SHORT EXERCISE → Select every line holding the word "text" and copy it.

*** EXERCISE INPUT ***

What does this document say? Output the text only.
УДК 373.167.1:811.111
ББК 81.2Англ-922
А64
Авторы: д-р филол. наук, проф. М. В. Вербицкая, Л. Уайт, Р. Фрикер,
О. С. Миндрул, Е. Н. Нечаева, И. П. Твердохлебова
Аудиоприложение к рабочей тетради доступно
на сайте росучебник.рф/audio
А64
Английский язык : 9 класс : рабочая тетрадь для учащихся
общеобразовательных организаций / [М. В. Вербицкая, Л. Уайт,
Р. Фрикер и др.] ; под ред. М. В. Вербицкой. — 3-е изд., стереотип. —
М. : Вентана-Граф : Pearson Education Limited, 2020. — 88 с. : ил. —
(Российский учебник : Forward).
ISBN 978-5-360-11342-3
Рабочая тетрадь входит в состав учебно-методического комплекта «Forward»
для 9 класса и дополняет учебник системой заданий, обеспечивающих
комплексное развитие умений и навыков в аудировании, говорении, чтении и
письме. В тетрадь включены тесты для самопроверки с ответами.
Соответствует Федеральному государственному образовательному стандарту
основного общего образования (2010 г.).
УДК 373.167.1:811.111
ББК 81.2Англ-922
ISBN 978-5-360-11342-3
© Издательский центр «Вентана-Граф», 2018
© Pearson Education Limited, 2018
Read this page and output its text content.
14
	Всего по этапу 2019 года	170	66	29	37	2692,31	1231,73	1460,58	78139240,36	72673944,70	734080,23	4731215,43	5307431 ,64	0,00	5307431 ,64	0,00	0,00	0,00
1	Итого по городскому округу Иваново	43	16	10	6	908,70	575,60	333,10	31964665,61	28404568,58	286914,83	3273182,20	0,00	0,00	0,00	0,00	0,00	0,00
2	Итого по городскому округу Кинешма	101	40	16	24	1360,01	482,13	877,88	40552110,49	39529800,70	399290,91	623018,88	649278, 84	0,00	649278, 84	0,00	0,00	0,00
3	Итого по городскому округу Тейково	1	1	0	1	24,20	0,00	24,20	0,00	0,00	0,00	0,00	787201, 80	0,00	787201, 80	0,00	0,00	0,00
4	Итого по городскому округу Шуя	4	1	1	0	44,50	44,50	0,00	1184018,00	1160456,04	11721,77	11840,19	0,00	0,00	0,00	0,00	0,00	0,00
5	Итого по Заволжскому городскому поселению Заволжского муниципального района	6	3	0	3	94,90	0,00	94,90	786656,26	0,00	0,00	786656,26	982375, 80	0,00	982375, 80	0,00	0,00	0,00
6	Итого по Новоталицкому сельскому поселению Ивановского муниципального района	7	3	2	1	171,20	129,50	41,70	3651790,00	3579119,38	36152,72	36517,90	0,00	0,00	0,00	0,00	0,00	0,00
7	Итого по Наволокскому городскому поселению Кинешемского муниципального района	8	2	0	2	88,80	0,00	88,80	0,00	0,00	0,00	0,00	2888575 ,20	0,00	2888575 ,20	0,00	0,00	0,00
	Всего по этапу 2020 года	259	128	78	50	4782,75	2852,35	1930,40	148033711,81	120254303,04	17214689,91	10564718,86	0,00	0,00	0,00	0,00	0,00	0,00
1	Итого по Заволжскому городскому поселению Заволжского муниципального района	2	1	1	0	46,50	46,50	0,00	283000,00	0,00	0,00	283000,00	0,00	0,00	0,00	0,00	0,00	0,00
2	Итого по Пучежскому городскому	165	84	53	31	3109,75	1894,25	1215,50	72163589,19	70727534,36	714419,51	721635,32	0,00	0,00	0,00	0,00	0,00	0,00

***

WORKED ANSWER →
What does this document say? Output the text only.
Read this page and output its text content.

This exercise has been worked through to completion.